(Data pulled from a collection)

########

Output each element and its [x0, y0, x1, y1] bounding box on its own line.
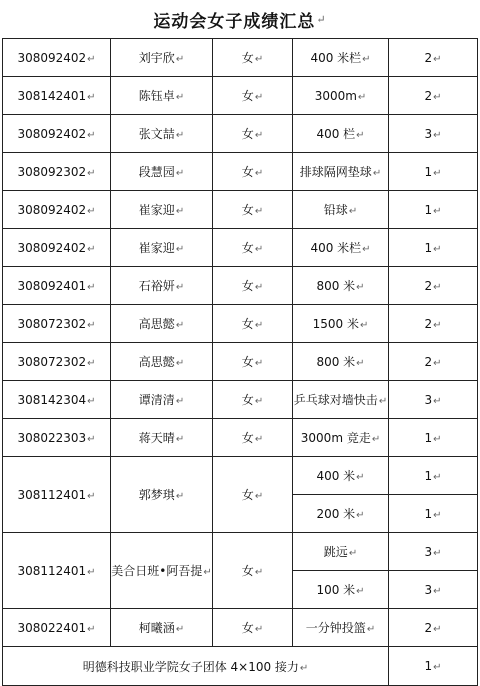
student-name-cell-text: 美合日班•阿吾提	[111, 564, 203, 578]
table-row	[3, 305, 478, 343]
paragraph-mark-icon: ↵	[175, 244, 185, 255]
paragraph-mark-icon: ↵	[254, 54, 264, 65]
student-name-cell	[111, 343, 213, 381]
student-name-cell-text: 高思懿	[138, 355, 175, 369]
place-cell-text: 1	[424, 164, 433, 179]
place-cell	[389, 77, 478, 115]
paragraph-mark-icon: ↵	[433, 243, 442, 255]
place-cell	[389, 39, 478, 77]
paragraph-mark-icon: ↵	[254, 244, 264, 255]
student-id-cell-text: 308142401	[17, 88, 87, 103]
paragraph-mark-icon: ↵	[433, 53, 442, 65]
paragraph-mark-icon: ↵	[433, 281, 442, 293]
place-cell	[389, 229, 478, 267]
paragraph-mark-icon: ↵	[87, 53, 96, 65]
paragraph-mark-icon: ↵	[316, 12, 327, 26]
table-row	[3, 609, 478, 647]
gender-cell-text: 女	[241, 488, 254, 502]
paragraph-mark-icon: ↵	[87, 205, 96, 217]
paragraph-mark-icon: ↵	[175, 168, 185, 179]
place-cell-text: 3	[424, 392, 433, 407]
place-cell-text: 3	[424, 544, 433, 559]
event-cell-text: 1500 米	[312, 317, 359, 331]
place-cell	[389, 305, 478, 343]
student-id-cell	[3, 39, 111, 77]
gender-cell	[213, 419, 293, 457]
student-id-cell	[3, 153, 111, 191]
student-id-cell	[3, 381, 111, 419]
gender-cell	[213, 115, 293, 153]
paragraph-mark-icon: ↵	[366, 624, 376, 635]
event-cell	[293, 267, 389, 305]
student-id-cell-text: 308092402	[17, 50, 87, 65]
paragraph-mark-icon: ↵	[175, 282, 185, 293]
paragraph-mark-icon: ↵	[362, 244, 371, 255]
paragraph-mark-icon: ↵	[175, 130, 185, 141]
gender-cell	[213, 39, 293, 77]
student-id-cell	[3, 115, 111, 153]
event-cell-text: 排球隔网垫球	[299, 165, 372, 179]
event-cell-text: 100 米	[316, 583, 356, 597]
student-id-cell	[3, 77, 111, 115]
table-row	[3, 77, 478, 115]
document-title	[2, 0, 478, 38]
event-cell	[293, 381, 389, 419]
table-row	[3, 191, 478, 229]
student-id-cell-text: 308092302	[17, 164, 87, 179]
paragraph-mark-icon: ↵	[254, 282, 264, 293]
paragraph-mark-icon: ↵	[175, 434, 185, 445]
paragraph-mark-icon: ↵	[433, 433, 442, 445]
paragraph-mark-icon: ↵	[433, 129, 442, 141]
student-id-cell-text: 308092402	[17, 126, 87, 141]
paragraph-mark-icon: ↵	[356, 130, 365, 141]
event-cell-text: 跳远	[323, 545, 348, 559]
student-id-cell	[3, 609, 111, 647]
paragraph-mark-icon: ↵	[356, 586, 365, 597]
team-relay-label-cell	[3, 647, 389, 686]
table-row	[3, 229, 478, 267]
gender-cell	[213, 343, 293, 381]
student-name-cell-text: 崔家迎	[138, 241, 175, 255]
paragraph-mark-icon: ↵	[357, 91, 367, 103]
place-cell	[389, 191, 478, 229]
gender-cell	[213, 77, 293, 115]
gender-cell-text: 女	[241, 564, 254, 578]
event-cell-text: 一分钟投篮	[305, 621, 366, 635]
paragraph-mark-icon: ↵	[356, 510, 365, 521]
student-name-cell	[111, 39, 213, 77]
team-relay-place-cell	[389, 647, 478, 686]
gender-cell-text: 女	[241, 431, 254, 445]
place-cell-text: 2	[424, 50, 433, 65]
gender-cell-text: 女	[241, 393, 254, 407]
paragraph-mark-icon: ↵	[175, 320, 185, 331]
student-name-cell	[111, 609, 213, 647]
student-name-cell-text: 谭清清	[138, 393, 175, 407]
event-cell-text: 400 米栏	[310, 241, 362, 255]
place-cell-text: 2	[424, 620, 433, 635]
student-name-cell	[111, 77, 213, 115]
gender-cell	[213, 229, 293, 267]
place-cell-text: 2	[424, 354, 433, 369]
event-cell-text: 800 米	[316, 279, 356, 293]
place-cell-text: 3	[424, 126, 433, 141]
gender-cell-text: 女	[241, 621, 254, 635]
gender-cell-text: 女	[241, 279, 254, 293]
table-row	[3, 153, 478, 191]
event-cell	[293, 305, 389, 343]
paragraph-mark-icon: ↵	[87, 243, 96, 255]
student-name-cell	[111, 115, 213, 153]
table-row	[3, 115, 478, 153]
student-id-cell	[3, 305, 111, 343]
gender-cell	[213, 533, 293, 609]
student-id-cell-text: 308022401	[17, 620, 87, 635]
team-relay-place-cell-text: 1	[424, 659, 433, 673]
place-cell-text: 2	[424, 278, 433, 293]
paragraph-mark-icon: ↵	[254, 396, 264, 407]
results-table	[2, 38, 478, 686]
paragraph-mark-icon: ↵	[87, 566, 96, 578]
paragraph-mark-icon: ↵	[203, 567, 212, 578]
student-id-cell	[3, 419, 111, 457]
paragraph-mark-icon: ↵	[433, 167, 442, 179]
title-text: 运动会女子成绩汇总	[153, 11, 316, 32]
place-cell-text: 2	[424, 88, 433, 103]
event-cell-text: 800 米	[316, 355, 356, 369]
paragraph-mark-icon: ↵	[87, 319, 96, 331]
paragraph-mark-icon: ↵	[433, 623, 442, 635]
event-cell	[293, 115, 389, 153]
gender-cell-text: 女	[241, 51, 254, 65]
paragraph-mark-icon: ↵	[175, 624, 185, 635]
paragraph-mark-icon: ↵	[362, 54, 371, 65]
place-cell-text: 1	[424, 506, 433, 521]
paragraph-mark-icon: ↵	[87, 623, 96, 635]
student-id-cell	[3, 191, 111, 229]
event-cell-text: 3000m 竞走	[300, 431, 371, 445]
event-cell	[293, 153, 389, 191]
table-row	[3, 457, 478, 495]
paragraph-mark-icon: ↵	[254, 491, 264, 502]
event-cell-text: 200 米	[316, 507, 356, 521]
paragraph-mark-icon: ↵	[87, 490, 96, 502]
student-name-cell	[111, 191, 213, 229]
paragraph-mark-icon: ↵	[175, 206, 185, 217]
student-id-cell-text: 308092402	[17, 240, 87, 255]
gender-cell	[213, 153, 293, 191]
student-id-cell-text: 308142304	[17, 392, 87, 407]
student-name-cell	[111, 457, 213, 533]
paragraph-mark-icon: ↵	[175, 491, 185, 502]
student-name-cell	[111, 267, 213, 305]
paragraph-mark-icon: ↵	[175, 92, 185, 103]
gender-cell	[213, 609, 293, 647]
event-cell	[293, 343, 389, 381]
student-name-cell-text: 段慧园	[138, 165, 175, 179]
paragraph-mark-icon: ↵	[433, 662, 442, 673]
student-name-cell-text: 刘宇欣	[138, 51, 175, 65]
student-id-cell-text: 308092402	[17, 202, 87, 217]
paragraph-mark-icon: ↵	[433, 205, 442, 217]
student-id-cell-text: 308072302	[17, 354, 87, 369]
event-cell	[293, 609, 389, 647]
event-cell-text: 乒乓球对墙快击	[293, 393, 378, 407]
place-cell	[389, 419, 478, 457]
event-cell	[293, 533, 389, 571]
place-cell-text: 1	[424, 202, 433, 217]
event-cell	[293, 191, 389, 229]
team-relay-row	[3, 647, 478, 686]
table-row	[3, 381, 478, 419]
paragraph-mark-icon: ↵	[348, 206, 358, 217]
paragraph-mark-icon: ↵	[372, 168, 382, 179]
paragraph-mark-icon: ↵	[87, 433, 96, 445]
paragraph-mark-icon: ↵	[175, 396, 185, 407]
event-cell-text: 400 米栏	[310, 51, 362, 65]
table-row	[3, 39, 478, 77]
paragraph-mark-icon: ↵	[254, 206, 264, 217]
gender-cell-text: 女	[241, 89, 254, 103]
student-name-cell-text: 崔家迎	[138, 203, 175, 217]
student-name-cell	[111, 419, 213, 457]
paragraph-mark-icon: ↵	[87, 395, 96, 407]
paragraph-mark-icon: ↵	[433, 509, 442, 521]
event-cell	[293, 77, 389, 115]
student-name-cell-text: 郭梦琪	[138, 488, 175, 502]
paragraph-mark-icon: ↵	[433, 471, 442, 483]
place-cell	[389, 267, 478, 305]
place-cell	[389, 609, 478, 647]
paragraph-mark-icon: ↵	[254, 92, 264, 103]
student-name-cell	[111, 229, 213, 267]
paragraph-mark-icon: ↵	[433, 585, 442, 597]
place-cell	[389, 115, 478, 153]
student-name-cell-text: 陈钰卓	[138, 89, 175, 103]
paragraph-mark-icon: ↵	[254, 358, 264, 369]
gender-cell-text: 女	[241, 165, 254, 179]
paragraph-mark-icon: ↵	[356, 358, 365, 369]
paragraph-mark-icon: ↵	[378, 396, 388, 407]
gender-cell-text: 女	[241, 241, 254, 255]
place-cell	[389, 457, 478, 495]
paragraph-mark-icon: ↵	[254, 130, 264, 141]
gender-cell	[213, 457, 293, 533]
place-cell	[389, 495, 478, 533]
event-cell	[293, 571, 389, 609]
student-name-cell	[111, 381, 213, 419]
place-cell-text: 2	[424, 316, 433, 331]
event-cell-text: 400 栏	[316, 127, 356, 141]
paragraph-mark-icon: ↵	[433, 319, 442, 331]
event-cell-text: 铅球	[323, 203, 348, 217]
paragraph-mark-icon: ↵	[87, 357, 96, 369]
paragraph-mark-icon: ↵	[299, 662, 309, 674]
paragraph-mark-icon: ↵	[348, 548, 358, 559]
gender-cell-text: 女	[241, 317, 254, 331]
student-id-cell	[3, 533, 111, 609]
student-id-cell	[3, 267, 111, 305]
student-id-cell-text: 308022303	[17, 430, 87, 445]
student-id-cell-text: 308112401	[17, 563, 87, 578]
student-id-cell	[3, 343, 111, 381]
event-cell-text: 400 米	[316, 469, 356, 483]
place-cell-text: 3	[424, 582, 433, 597]
gender-cell-text: 女	[241, 355, 254, 369]
place-cell-text: 1	[424, 430, 433, 445]
place-cell	[389, 343, 478, 381]
gender-cell	[213, 381, 293, 419]
team-relay-label-cell-text: 明德科技职业学院女子团体 4×100 接力	[82, 659, 299, 674]
paragraph-mark-icon: ↵	[433, 395, 442, 407]
student-name-cell-text: 蒋天晴	[138, 431, 175, 445]
student-id-cell-text: 308092401	[17, 278, 87, 293]
table-row	[3, 419, 478, 457]
gender-cell-text: 女	[241, 127, 254, 141]
paragraph-mark-icon: ↵	[87, 167, 96, 179]
paragraph-mark-icon: ↵	[433, 91, 442, 103]
place-cell	[389, 153, 478, 191]
student-name-cell	[111, 153, 213, 191]
gender-cell	[213, 267, 293, 305]
paragraph-mark-icon: ↵	[87, 129, 96, 141]
student-id-cell-text: 308112401	[17, 487, 87, 502]
table-row	[3, 267, 478, 305]
event-cell	[293, 229, 389, 267]
paragraph-mark-icon: ↵	[433, 547, 442, 559]
event-cell-text: 3000m	[314, 88, 357, 103]
paragraph-mark-icon: ↵	[359, 320, 369, 331]
table-row	[3, 533, 478, 571]
student-name-cell	[111, 533, 213, 609]
gender-cell	[213, 305, 293, 343]
paragraph-mark-icon: ↵	[87, 91, 96, 103]
place-cell-text: 1	[424, 468, 433, 483]
student-id-cell	[3, 229, 111, 267]
gender-cell-text: 女	[241, 203, 254, 217]
table-row	[3, 343, 478, 381]
place-cell-text: 1	[424, 240, 433, 255]
paragraph-mark-icon: ↵	[175, 358, 185, 369]
student-id-cell-text: 308072302	[17, 316, 87, 331]
paragraph-mark-icon: ↵	[254, 567, 264, 578]
paragraph-mark-icon: ↵	[254, 168, 264, 179]
place-cell	[389, 381, 478, 419]
student-name-cell-text: 张文喆	[138, 127, 175, 141]
paragraph-mark-icon: ↵	[87, 281, 96, 293]
paragraph-mark-icon: ↵	[371, 434, 381, 445]
event-cell	[293, 39, 389, 77]
paragraph-mark-icon: ↵	[175, 54, 185, 65]
student-name-cell-text: 柯曦涵	[138, 621, 175, 635]
paragraph-mark-icon: ↵	[433, 357, 442, 369]
event-cell	[293, 419, 389, 457]
paragraph-mark-icon: ↵	[356, 282, 365, 293]
event-cell	[293, 495, 389, 533]
paragraph-mark-icon: ↵	[254, 434, 264, 445]
student-name-cell-text: 石裕妍	[138, 279, 175, 293]
place-cell	[389, 533, 478, 571]
gender-cell	[213, 191, 293, 229]
student-name-cell-text: 高思懿	[138, 317, 175, 331]
paragraph-mark-icon: ↵	[356, 472, 365, 483]
paragraph-mark-icon: ↵	[254, 320, 264, 331]
student-name-cell	[111, 305, 213, 343]
place-cell	[389, 571, 478, 609]
student-id-cell	[3, 457, 111, 533]
event-cell	[293, 457, 389, 495]
paragraph-mark-icon: ↵	[254, 624, 264, 635]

########

Direction
Reproduce the lines of the data verbatim, starting at the line containing "564, 203, 578]" and ending at the line containing "243, 442, 255]", both included.

Exercise result
student-name-cell-text: 美合日班•阿吾提	[111, 564, 203, 578]
table-row	[3, 305, 478, 343]
paragraph-mark-icon: ↵	[175, 244, 185, 255]
paragraph-mark-icon: ↵	[254, 54, 264, 65]
student-name-cell	[111, 343, 213, 381]
student-name-cell-text: 高思懿	[138, 355, 175, 369]
place-cell-text: 1	[424, 164, 433, 179]
place-cell	[389, 77, 478, 115]
paragraph-mark-icon: ↵	[433, 243, 442, 255]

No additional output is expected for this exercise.